**Problem description:** Omit the images. Copy each entry word for word.

**Information given:**
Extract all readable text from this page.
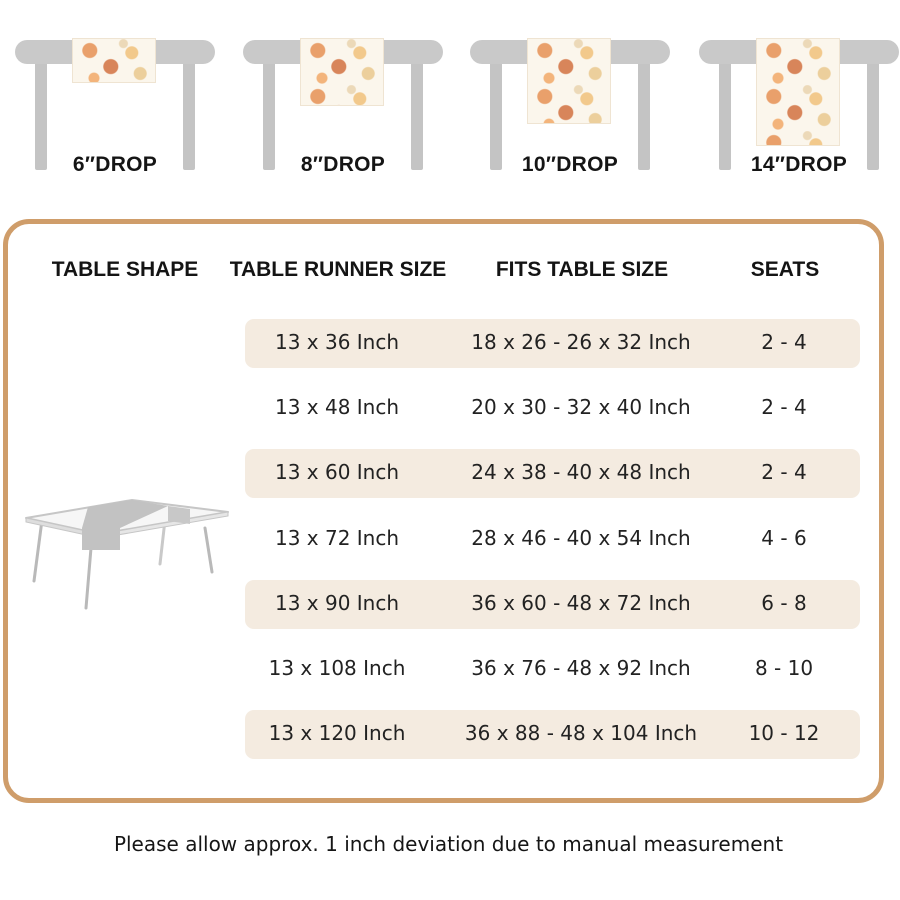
6″DROP	8″DROP	10″DROP	14″DROP
TABLE SHAPE	TABLE RUNNER SIZE	FITS TABLE SIZE	SEATS
13 x 36 Inch	18 x 26 - 26 x 32 Inch	2 - 4
13 x 48 Inch	20 x 30 - 32 x 40 Inch	2 - 4
13 x 60 Inch	24 x 38 - 40 x 48 Inch	2 - 4
13 x 72 Inch	28 x 46 - 40 x 54 Inch	4 - 6
13 x 90 Inch	36 x 60 - 48 x 72 Inch	6 - 8
13 x 108 Inch	36 x 76 - 48 x 92 Inch	8 - 10
13 x 120 Inch	36 x 88 - 48 x 104 Inch	10 - 12
Please allow approx. 1 inch deviation due to manual measurement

**Correct output:**
Extract all readable text from this page.
6″DROP	8″DROP	10″DROP	14″DROP
TABLE SHAPE	TABLE RUNNER SIZE	FITS TABLE SIZE	SEATS
13 x 36 Inch	18 x 26 - 26 x 32 Inch	2 - 4
13 x 48 Inch	20 x 30 - 32 x 40 Inch	2 - 4
13 x 60 Inch	24 x 38 - 40 x 48 Inch	2 - 4
13 x 72 Inch	28 x 46 - 40 x 54 Inch	4 - 6
13 x 90 Inch	36 x 60 - 48 x 72 Inch	6 - 8
13 x 108 Inch	36 x 76 - 48 x 92 Inch	8 - 10
13 x 120 Inch	36 x 88 - 48 x 104 Inch	10 - 12
Please allow approx. 1 inch deviation due to manual measurement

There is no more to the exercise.